§ **GIVEN EXERCISE**: Set the listing down unchanged, minus every embedded image.

-=-=-=-=-

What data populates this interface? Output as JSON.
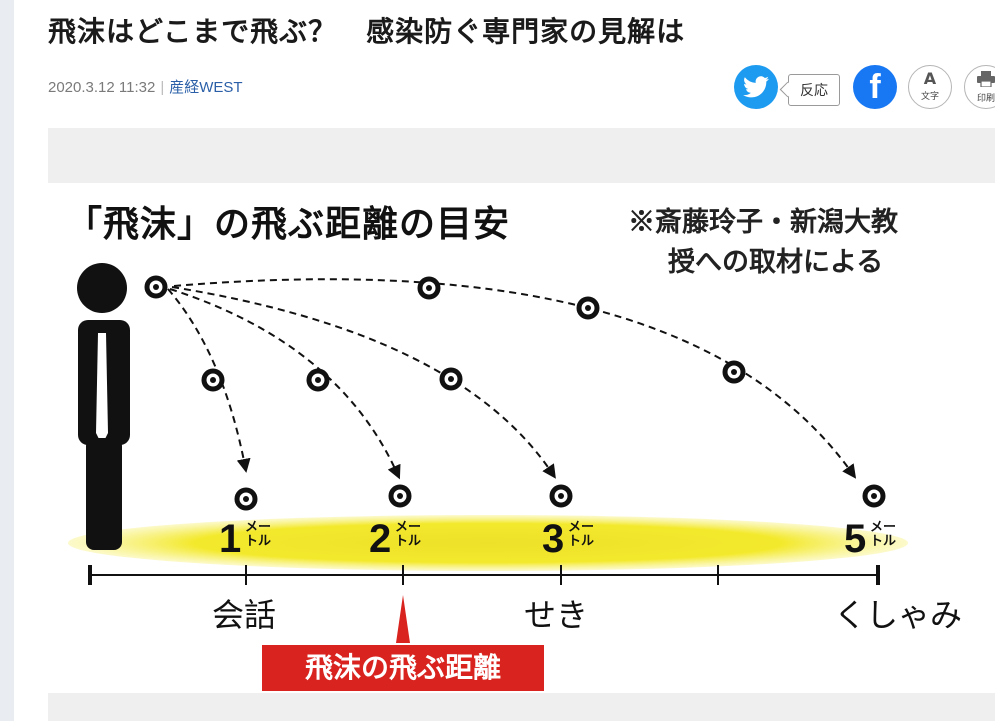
{
  "article": {
    "title": "飛沫はどこまで飛ぶ？　感染防ぐ専門家の見解は",
    "date": "2020.3.12 11:32",
    "separator": "|",
    "source": "産経WEST"
  },
  "share": {
    "reaction_label": "反応",
    "facebook_glyph": "f",
    "font_size": {
      "glyph": "A",
      "label": "文字"
    },
    "print": {
      "label": "印刷"
    },
    "colors": {
      "twitter": "#1d9bf0",
      "facebook": "#1877f2"
    }
  },
  "figure": {
    "title": "「飛沫」の飛ぶ距離の目安",
    "note_line1": "※斎藤玲子・新潟大教",
    "note_line2": "授への取材による",
    "distances": [
      {
        "number": "1",
        "unit_top": "メー",
        "unit_bottom": "トル"
      },
      {
        "number": "2",
        "unit_top": "メー",
        "unit_bottom": "トル"
      },
      {
        "number": "3",
        "unit_top": "メー",
        "unit_bottom": "トル"
      },
      {
        "number": "5",
        "unit_top": "メー",
        "unit_bottom": "トル"
      }
    ],
    "categories": [
      "会話",
      "せき",
      "くしゃみ"
    ],
    "label": "飛沫の飛ぶ距離",
    "colors": {
      "highlight": "#f3e92c",
      "label_bg": "#d9231e"
    }
  }
}
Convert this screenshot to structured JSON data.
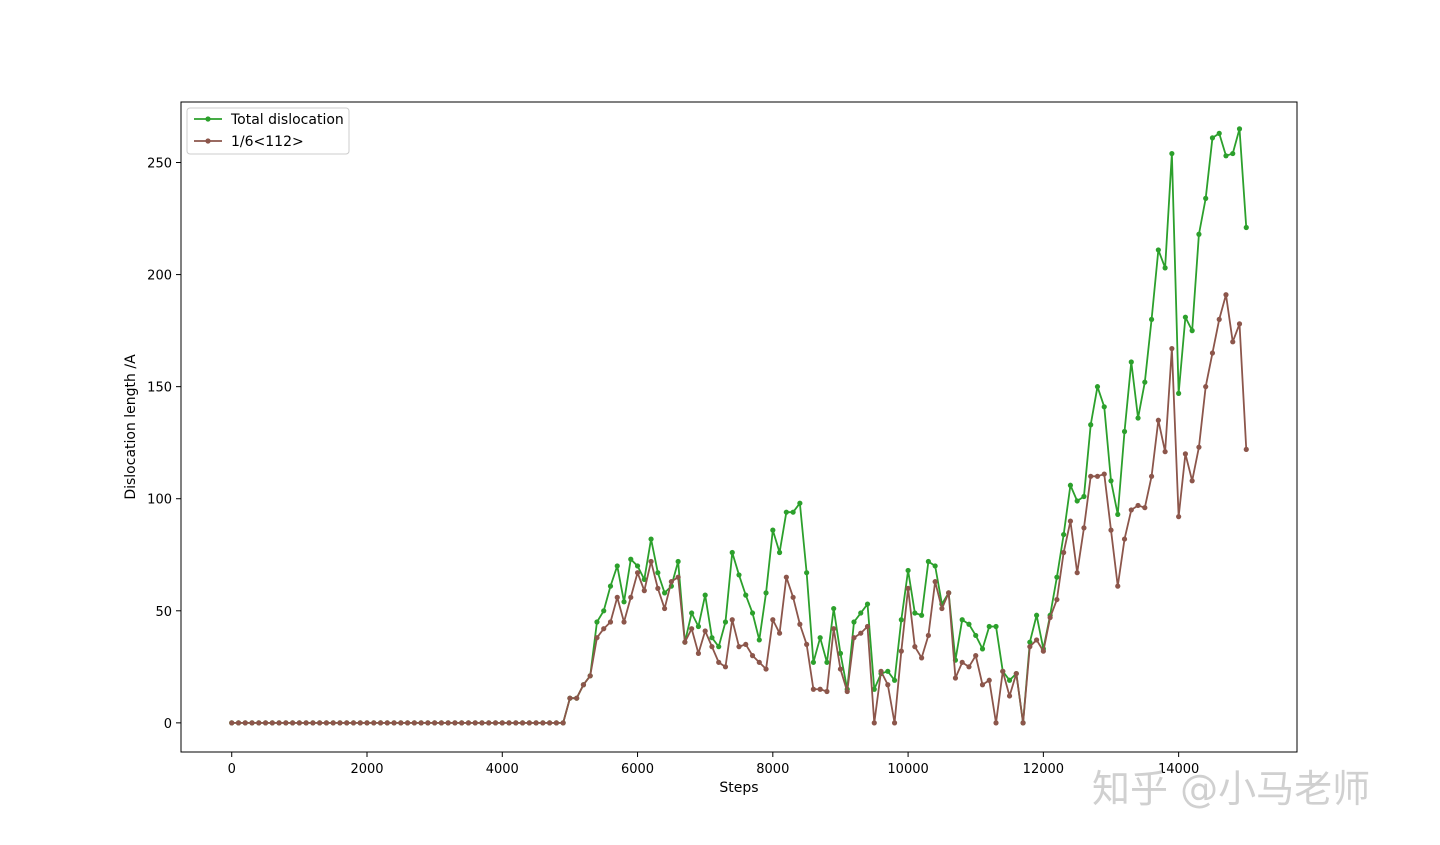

-=-=-=-=-

§ **EXERCISE RESPONSE**:
What data populates this interface? Output as JSON.
{
  "article": {
    "title": "飛沫はどこまで飛ぶ？　感染防ぐ専門家の見解は",
    "date": "2020.3.12 11:32",
    "separator": "|",
    "source": "産経WEST"
  },
  "share": {
    "reaction_label": "反応",
    "facebook_glyph": "f",
    "font_size": {
      "glyph": "A",
      "label": "文字"
    },
    "print": {
      "label": "印刷"
    },
    "colors": {
      "twitter": "#1d9bf0",
      "facebook": "#1877f2"
    }
  },
  "figure": {
    "title": "「飛沫」の飛ぶ距離の目安",
    "note_line1": "※斎藤玲子・新潟大教",
    "note_line2": "授への取材による",
    "distances": [
      {
        "number": "1",
        "unit_top": "メー",
        "unit_bottom": "トル"
      },
      {
        "number": "2",
        "unit_top": "メー",
        "unit_bottom": "トル"
      },
      {
        "number": "3",
        "unit_top": "メー",
        "unit_bottom": "トル"
      },
      {
        "number": "5",
        "unit_top": "メー",
        "unit_bottom": "トル"
      }
    ],
    "categories": [
      "会話",
      "せき",
      "くしゃみ"
    ],
    "label": "飛沫の飛ぶ距離",
    "colors": {
      "highlight": "#f3e92c",
      "label_bg": "#d9231e"
    }
  }
}
Convert this screenshot to structured JSON data.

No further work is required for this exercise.